# Do this
Print the records again, character for character.

# Extracted entries
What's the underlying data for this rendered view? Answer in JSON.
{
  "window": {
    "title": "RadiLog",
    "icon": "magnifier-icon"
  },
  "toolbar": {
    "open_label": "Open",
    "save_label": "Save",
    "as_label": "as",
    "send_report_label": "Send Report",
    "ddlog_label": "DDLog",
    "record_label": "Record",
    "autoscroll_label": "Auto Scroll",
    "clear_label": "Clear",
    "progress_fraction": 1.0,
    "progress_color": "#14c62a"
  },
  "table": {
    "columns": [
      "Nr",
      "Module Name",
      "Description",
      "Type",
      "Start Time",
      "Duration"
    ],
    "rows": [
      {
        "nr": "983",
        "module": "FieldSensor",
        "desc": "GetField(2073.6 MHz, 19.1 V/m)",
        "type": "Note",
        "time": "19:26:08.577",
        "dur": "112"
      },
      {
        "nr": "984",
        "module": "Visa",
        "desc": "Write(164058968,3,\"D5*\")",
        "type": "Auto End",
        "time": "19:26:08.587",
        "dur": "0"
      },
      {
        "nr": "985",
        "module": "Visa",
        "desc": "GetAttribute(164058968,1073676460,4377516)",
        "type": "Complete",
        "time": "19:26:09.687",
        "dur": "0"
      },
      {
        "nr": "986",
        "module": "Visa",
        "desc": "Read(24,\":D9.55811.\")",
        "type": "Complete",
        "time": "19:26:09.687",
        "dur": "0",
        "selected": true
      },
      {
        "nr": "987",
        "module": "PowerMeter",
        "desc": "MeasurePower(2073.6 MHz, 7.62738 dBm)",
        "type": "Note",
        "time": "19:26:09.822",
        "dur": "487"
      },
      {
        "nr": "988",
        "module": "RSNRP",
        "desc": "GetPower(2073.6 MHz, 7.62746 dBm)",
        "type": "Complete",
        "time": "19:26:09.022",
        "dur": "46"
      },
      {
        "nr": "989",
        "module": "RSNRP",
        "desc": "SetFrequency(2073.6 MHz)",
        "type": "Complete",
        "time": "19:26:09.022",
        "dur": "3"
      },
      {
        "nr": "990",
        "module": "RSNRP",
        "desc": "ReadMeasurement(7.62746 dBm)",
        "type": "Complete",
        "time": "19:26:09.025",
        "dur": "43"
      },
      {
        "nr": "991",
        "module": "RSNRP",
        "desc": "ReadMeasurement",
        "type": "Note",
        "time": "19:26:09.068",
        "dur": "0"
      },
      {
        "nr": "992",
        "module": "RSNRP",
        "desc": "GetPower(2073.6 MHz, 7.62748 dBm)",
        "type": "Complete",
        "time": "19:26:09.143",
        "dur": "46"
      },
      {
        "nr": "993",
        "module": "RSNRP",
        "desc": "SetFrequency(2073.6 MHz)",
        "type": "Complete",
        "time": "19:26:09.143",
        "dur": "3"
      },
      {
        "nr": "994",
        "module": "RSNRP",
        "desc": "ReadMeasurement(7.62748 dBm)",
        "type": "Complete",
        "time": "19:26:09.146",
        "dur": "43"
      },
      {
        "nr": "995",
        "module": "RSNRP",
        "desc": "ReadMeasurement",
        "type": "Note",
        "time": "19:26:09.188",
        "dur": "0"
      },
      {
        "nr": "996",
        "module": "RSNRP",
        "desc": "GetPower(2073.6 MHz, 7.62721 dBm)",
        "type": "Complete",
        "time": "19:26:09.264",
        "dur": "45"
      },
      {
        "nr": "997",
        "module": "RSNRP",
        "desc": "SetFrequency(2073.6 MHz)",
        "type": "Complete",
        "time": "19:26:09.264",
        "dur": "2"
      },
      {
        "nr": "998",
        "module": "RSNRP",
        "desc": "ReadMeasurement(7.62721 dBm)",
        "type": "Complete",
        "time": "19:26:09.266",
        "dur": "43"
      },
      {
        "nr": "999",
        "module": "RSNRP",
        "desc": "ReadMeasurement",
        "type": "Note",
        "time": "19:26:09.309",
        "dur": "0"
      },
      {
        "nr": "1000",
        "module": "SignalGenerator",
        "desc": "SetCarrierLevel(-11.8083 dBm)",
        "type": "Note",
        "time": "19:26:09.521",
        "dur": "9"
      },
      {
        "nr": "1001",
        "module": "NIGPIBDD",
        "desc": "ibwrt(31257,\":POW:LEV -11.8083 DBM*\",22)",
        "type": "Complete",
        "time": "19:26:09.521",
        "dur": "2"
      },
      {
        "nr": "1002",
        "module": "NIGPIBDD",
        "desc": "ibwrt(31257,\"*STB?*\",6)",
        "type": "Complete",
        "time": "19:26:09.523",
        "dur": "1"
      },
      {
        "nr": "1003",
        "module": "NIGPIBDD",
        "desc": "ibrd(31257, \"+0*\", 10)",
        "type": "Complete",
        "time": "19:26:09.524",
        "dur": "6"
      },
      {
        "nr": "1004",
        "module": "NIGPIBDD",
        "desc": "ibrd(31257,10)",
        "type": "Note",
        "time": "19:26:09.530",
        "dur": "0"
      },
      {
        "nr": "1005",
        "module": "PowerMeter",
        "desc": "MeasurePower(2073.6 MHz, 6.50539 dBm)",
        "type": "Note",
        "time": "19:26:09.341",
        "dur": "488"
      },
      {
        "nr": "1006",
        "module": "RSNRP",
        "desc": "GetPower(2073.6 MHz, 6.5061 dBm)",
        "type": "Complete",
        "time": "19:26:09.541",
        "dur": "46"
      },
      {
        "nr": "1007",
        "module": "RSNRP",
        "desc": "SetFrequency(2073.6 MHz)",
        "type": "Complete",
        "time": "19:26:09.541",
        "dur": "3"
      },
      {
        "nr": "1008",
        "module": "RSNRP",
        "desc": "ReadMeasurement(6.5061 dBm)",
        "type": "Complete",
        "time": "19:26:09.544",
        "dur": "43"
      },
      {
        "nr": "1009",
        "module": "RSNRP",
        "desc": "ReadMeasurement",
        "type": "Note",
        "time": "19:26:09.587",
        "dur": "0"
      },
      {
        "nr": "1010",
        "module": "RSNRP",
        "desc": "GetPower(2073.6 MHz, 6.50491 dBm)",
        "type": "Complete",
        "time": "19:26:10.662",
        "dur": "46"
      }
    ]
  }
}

# The response
What's the underlying data for this rendered view? Answer in JSON.
{
  "window": {
    "title": "RadiLog",
    "icon": "magnifier-icon"
  },
  "toolbar": {
    "open_label": "Open",
    "save_label": "Save",
    "as_label": "as",
    "send_report_label": "Send Report",
    "ddlog_label": "DDLog",
    "record_label": "Record",
    "autoscroll_label": "Auto Scroll",
    "clear_label": "Clear",
    "progress_fraction": 1.0,
    "progress_color": "#14c62a"
  },
  "table": {
    "columns": [
      "Nr",
      "Module Name",
      "Description",
      "Type",
      "Start Time",
      "Duration"
    ],
    "rows": [
      {
        "nr": "983",
        "module": "FieldSensor",
        "desc": "GetField(2073.6 MHz, 19.1 V/m)",
        "type": "Note",
        "time": "19:26:08.577",
        "dur": "112"
      },
      {
        "nr": "984",
        "module": "Visa",
        "desc": "Write(164058968,3,\"D5*\")",
        "type": "Auto End",
        "time": "19:26:08.587",
        "dur": "0"
      },
      {
        "nr": "985",
        "module": "Visa",
        "desc": "GetAttribute(164058968,1073676460,4377516)",
        "type": "Complete",
        "time": "19:26:09.687",
        "dur": "0"
      },
      {
        "nr": "986",
        "module": "Visa",
        "desc": "Read(24,\":D9.55811.\")",
        "type": "Complete",
        "time": "19:26:09.687",
        "dur": "0",
        "selected": true
      },
      {
        "nr": "987",
        "module": "PowerMeter",
        "desc": "MeasurePower(2073.6 MHz, 7.62738 dBm)",
        "type": "Note",
        "time": "19:26:09.822",
        "dur": "487"
      },
      {
        "nr": "988",
        "module": "RSNRP",
        "desc": "GetPower(2073.6 MHz, 7.62746 dBm)",
        "type": "Complete",
        "time": "19:26:09.022",
        "dur": "46"
      },
      {
        "nr": "989",
        "module": "RSNRP",
        "desc": "SetFrequency(2073.6 MHz)",
        "type": "Complete",
        "time": "19:26:09.022",
        "dur": "3"
      },
      {
        "nr": "990",
        "module": "RSNRP",
        "desc": "ReadMeasurement(7.62746 dBm)",
        "type": "Complete",
        "time": "19:26:09.025",
        "dur": "43"
      },
      {
        "nr": "991",
        "module": "RSNRP",
        "desc": "ReadMeasurement",
        "type": "Note",
        "time": "19:26:09.068",
        "dur": "0"
      },
      {
        "nr": "992",
        "module": "RSNRP",
        "desc": "GetPower(2073.6 MHz, 7.62748 dBm)",
        "type": "Complete",
        "time": "19:26:09.143",
        "dur": "46"
      },
      {
        "nr": "993",
        "module": "RSNRP",
        "desc": "SetFrequency(2073.6 MHz)",
        "type": "Complete",
        "time": "19:26:09.143",
        "dur": "3"
      },
      {
        "nr": "994",
        "module": "RSNRP",
        "desc": "ReadMeasurement(7.62748 dBm)",
        "type": "Complete",
        "time": "19:26:09.146",
        "dur": "43"
      },
      {
        "nr": "995",
        "module": "RSNRP",
        "desc": "ReadMeasurement",
        "type": "Note",
        "time": "19:26:09.188",
        "dur": "0"
      },
      {
        "nr": "996",
        "module": "RSNRP",
        "desc": "GetPower(2073.6 MHz, 7.62721 dBm)",
        "type": "Complete",
        "time": "19:26:09.264",
        "dur": "45"
      },
      {
        "nr": "997",
        "module": "RSNRP",
        "desc": "SetFrequency(2073.6 MHz)",
        "type": "Complete",
        "time": "19:26:09.264",
        "dur": "2"
      },
      {
        "nr": "998",
        "module": "RSNRP",
        "desc": "ReadMeasurement(7.62721 dBm)",
        "type": "Complete",
        "time": "19:26:09.266",
        "dur": "43"
      },
      {
        "nr": "999",
        "module": "RSNRP",
        "desc": "ReadMeasurement",
        "type": "Note",
        "time": "19:26:09.309",
        "dur": "0"
      },
      {
        "nr": "1000",
        "module": "SignalGenerator",
        "desc": "SetCarrierLevel(-11.8083 dBm)",
        "type": "Note",
        "time": "19:26:09.521",
        "dur": "9"
      },
      {
        "nr": "1001",
        "module": "NIGPIBDD",
        "desc": "ibwrt(31257,\":POW:LEV -11.8083 DBM*\",22)",
        "type": "Complete",
        "time": "19:26:09.521",
        "dur": "2"
      },
      {
        "nr": "1002",
        "module": "NIGPIBDD",
        "desc": "ibwrt(31257,\"*STB?*\",6)",
        "type": "Complete",
        "time": "19:26:09.523",
        "dur": "1"
      },
      {
        "nr": "1003",
        "module": "NIGPIBDD",
        "desc": "ibrd(31257, \"+0*\", 10)",
        "type": "Complete",
        "time": "19:26:09.524",
        "dur": "6"
      },
      {
        "nr": "1004",
        "module": "NIGPIBDD",
        "desc": "ibrd(31257,10)",
        "type": "Note",
        "time": "19:26:09.530",
        "dur": "0"
      },
      {
        "nr": "1005",
        "module": "PowerMeter",
        "desc": "MeasurePower(2073.6 MHz, 6.50539 dBm)",
        "type": "Note",
        "time": "19:26:09.341",
        "dur": "488"
      },
      {
        "nr": "1006",
        "module": "RSNRP",
        "desc": "GetPower(2073.6 MHz, 6.5061 dBm)",
        "type": "Complete",
        "time": "19:26:09.541",
        "dur": "46"
      },
      {
        "nr": "1007",
        "module": "RSNRP",
        "desc": "SetFrequency(2073.6 MHz)",
        "type": "Complete",
        "time": "19:26:09.541",
        "dur": "3"
      },
      {
        "nr": "1008",
        "module": "RSNRP",
        "desc": "ReadMeasurement(6.5061 dBm)",
        "type": "Complete",
        "time": "19:26:09.544",
        "dur": "43"
      },
      {
        "nr": "1009",
        "module": "RSNRP",
        "desc": "ReadMeasurement",
        "type": "Note",
        "time": "19:26:09.587",
        "dur": "0"
      },
      {
        "nr": "1010",
        "module": "RSNRP",
        "desc": "GetPower(2073.6 MHz, 6.50491 dBm)",
        "type": "Complete",
        "time": "19:26:10.662",
        "dur": "46"
      }
    ]
  }
}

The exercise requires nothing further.